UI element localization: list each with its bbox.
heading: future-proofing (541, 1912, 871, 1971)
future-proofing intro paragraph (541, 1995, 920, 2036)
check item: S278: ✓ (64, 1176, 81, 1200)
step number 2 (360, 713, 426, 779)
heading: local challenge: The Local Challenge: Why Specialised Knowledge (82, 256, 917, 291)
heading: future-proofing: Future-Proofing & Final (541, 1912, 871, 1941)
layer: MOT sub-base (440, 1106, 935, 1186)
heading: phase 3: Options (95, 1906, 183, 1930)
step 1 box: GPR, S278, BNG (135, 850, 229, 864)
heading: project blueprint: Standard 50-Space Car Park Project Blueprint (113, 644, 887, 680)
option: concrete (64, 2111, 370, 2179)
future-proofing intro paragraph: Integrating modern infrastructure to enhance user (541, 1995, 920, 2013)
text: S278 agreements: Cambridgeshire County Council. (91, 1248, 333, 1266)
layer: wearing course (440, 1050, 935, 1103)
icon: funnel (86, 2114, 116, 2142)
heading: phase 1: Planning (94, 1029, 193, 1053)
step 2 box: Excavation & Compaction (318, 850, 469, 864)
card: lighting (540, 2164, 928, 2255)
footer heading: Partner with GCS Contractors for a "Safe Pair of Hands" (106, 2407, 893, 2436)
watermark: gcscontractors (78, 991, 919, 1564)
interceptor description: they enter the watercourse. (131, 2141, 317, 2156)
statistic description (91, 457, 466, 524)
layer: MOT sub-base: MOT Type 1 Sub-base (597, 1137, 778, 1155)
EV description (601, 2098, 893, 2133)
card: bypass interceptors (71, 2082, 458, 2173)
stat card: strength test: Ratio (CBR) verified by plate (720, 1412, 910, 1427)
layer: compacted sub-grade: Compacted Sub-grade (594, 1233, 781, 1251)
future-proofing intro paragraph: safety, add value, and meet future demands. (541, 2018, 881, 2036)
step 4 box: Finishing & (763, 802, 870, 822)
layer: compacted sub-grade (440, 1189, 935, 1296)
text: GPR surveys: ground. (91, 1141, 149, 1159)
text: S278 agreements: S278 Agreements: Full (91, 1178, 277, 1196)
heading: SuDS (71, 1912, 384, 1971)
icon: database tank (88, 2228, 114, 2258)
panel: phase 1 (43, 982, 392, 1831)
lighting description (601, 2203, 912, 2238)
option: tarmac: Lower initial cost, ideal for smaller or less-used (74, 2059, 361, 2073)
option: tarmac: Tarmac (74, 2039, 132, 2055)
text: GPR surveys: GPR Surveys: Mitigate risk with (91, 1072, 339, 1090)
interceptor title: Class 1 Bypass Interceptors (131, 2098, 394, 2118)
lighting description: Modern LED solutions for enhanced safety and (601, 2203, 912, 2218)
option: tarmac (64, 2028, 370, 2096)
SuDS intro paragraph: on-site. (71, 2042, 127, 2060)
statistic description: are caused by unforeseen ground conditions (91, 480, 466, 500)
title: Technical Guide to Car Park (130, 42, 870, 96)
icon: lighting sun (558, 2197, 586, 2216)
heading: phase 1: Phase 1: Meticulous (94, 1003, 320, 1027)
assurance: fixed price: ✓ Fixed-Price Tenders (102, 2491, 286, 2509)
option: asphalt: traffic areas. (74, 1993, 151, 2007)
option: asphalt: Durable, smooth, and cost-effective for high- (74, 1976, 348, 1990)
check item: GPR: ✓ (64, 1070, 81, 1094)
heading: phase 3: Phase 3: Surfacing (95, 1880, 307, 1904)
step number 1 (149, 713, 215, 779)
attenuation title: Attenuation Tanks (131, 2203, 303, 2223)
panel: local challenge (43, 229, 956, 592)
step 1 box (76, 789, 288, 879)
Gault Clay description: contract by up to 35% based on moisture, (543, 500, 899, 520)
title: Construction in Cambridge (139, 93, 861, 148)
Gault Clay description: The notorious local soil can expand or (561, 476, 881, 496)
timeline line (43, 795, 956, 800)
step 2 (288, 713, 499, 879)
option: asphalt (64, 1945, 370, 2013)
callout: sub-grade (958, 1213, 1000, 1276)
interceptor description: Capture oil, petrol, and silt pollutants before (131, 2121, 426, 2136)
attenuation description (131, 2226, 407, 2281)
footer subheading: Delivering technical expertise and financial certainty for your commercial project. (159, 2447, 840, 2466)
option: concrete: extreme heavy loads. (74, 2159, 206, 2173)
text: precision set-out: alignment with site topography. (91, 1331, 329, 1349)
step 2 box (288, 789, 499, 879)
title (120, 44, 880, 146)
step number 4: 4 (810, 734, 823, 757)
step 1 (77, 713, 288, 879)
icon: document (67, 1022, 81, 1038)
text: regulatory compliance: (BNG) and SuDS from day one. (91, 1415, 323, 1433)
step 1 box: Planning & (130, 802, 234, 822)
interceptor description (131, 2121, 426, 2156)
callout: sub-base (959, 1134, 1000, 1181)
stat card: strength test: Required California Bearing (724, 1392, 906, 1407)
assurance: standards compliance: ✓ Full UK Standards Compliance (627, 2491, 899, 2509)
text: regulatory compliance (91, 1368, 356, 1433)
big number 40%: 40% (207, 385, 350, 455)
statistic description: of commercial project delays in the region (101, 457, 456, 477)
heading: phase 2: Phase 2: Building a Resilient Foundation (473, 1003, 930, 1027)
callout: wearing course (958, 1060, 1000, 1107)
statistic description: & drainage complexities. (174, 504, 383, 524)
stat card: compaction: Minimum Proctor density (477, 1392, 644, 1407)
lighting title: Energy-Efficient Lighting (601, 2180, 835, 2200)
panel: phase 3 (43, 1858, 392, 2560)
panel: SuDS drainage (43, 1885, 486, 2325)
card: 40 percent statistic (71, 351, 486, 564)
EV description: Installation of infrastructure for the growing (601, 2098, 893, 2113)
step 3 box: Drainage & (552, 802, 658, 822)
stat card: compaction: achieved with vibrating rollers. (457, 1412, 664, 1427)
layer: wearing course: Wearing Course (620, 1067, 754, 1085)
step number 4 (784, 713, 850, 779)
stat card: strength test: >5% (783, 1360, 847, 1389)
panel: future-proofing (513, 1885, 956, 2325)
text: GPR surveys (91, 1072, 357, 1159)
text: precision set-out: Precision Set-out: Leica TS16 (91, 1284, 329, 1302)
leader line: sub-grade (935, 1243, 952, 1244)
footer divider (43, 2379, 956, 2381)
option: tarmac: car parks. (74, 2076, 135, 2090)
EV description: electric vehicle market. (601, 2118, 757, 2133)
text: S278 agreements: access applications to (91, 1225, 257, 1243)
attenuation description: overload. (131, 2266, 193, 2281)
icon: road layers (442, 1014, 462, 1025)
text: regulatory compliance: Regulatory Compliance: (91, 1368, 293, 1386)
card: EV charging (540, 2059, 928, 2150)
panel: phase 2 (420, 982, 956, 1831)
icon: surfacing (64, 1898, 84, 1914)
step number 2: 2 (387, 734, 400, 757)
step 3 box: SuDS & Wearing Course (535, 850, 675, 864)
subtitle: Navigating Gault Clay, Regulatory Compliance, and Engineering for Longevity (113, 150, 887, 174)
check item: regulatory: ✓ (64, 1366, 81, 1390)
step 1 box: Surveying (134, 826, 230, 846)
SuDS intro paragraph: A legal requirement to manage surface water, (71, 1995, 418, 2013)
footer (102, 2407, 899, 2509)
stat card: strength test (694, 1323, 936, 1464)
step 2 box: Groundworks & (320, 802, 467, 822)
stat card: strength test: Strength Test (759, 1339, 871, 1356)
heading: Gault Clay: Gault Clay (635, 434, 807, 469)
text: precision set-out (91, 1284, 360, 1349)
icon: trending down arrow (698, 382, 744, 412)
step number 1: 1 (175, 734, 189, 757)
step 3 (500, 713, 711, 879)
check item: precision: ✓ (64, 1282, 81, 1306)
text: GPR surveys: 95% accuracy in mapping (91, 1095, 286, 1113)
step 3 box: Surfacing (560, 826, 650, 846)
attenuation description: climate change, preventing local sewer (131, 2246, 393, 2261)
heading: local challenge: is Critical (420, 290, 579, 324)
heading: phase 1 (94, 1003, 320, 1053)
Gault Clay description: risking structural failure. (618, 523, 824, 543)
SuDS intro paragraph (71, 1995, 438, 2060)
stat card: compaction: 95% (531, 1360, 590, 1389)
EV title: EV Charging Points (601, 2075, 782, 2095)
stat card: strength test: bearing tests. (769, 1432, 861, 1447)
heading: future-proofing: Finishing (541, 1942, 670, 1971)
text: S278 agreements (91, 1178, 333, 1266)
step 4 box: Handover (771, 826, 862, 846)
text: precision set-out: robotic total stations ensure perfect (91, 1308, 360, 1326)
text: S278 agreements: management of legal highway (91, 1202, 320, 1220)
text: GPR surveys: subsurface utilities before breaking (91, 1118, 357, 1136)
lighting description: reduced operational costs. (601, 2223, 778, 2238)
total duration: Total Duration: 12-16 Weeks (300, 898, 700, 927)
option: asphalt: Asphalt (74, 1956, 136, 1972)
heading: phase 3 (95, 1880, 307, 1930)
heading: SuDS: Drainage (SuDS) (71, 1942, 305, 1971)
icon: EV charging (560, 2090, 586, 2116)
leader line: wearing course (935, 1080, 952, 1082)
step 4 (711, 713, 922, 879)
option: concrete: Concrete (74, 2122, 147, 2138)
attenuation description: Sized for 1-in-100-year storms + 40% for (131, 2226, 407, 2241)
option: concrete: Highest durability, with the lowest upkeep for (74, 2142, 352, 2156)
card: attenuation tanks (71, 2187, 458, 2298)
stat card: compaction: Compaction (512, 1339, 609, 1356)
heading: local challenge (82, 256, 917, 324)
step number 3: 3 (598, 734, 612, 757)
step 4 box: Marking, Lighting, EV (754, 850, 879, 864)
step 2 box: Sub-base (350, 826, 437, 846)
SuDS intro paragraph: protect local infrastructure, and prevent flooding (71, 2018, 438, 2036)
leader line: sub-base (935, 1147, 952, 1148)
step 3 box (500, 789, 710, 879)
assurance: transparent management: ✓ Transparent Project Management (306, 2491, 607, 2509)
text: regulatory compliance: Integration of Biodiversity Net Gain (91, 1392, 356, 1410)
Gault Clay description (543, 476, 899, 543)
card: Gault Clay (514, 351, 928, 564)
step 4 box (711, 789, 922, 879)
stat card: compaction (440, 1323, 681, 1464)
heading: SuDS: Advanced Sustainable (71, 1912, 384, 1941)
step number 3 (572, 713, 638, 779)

----

● **Directions for this task**
Render the data from its first line through the line containing "option: concrete (64, 2111, 370, 2179)" as a numbered list, with blank lines omitted.

● **Completed task**
1. UI element localization: list each with its bbox.
2. heading: future-proofing (541, 1912, 871, 1971)
3. future-proofing intro paragraph (541, 1995, 920, 2036)
4. check item: S278: ✓ (64, 1176, 81, 1200)
5. step number 2 (360, 713, 426, 779)
6. heading: local challenge: The Local Challenge: Why Specialised Knowledge (82, 256, 917, 291)
7. heading: future-proofing: Future-Proofing & Final (541, 1912, 871, 1941)
8. layer: MOT sub-base (440, 1106, 935, 1186)
9. heading: phase 3: Options (95, 1906, 183, 1930)
10. step 1 box: GPR, S278, BNG (135, 850, 229, 864)
11. heading: project blueprint: Standard 50-Space Car Park Project Blueprint (113, 644, 887, 680)
12. option: concrete (64, 2111, 370, 2179)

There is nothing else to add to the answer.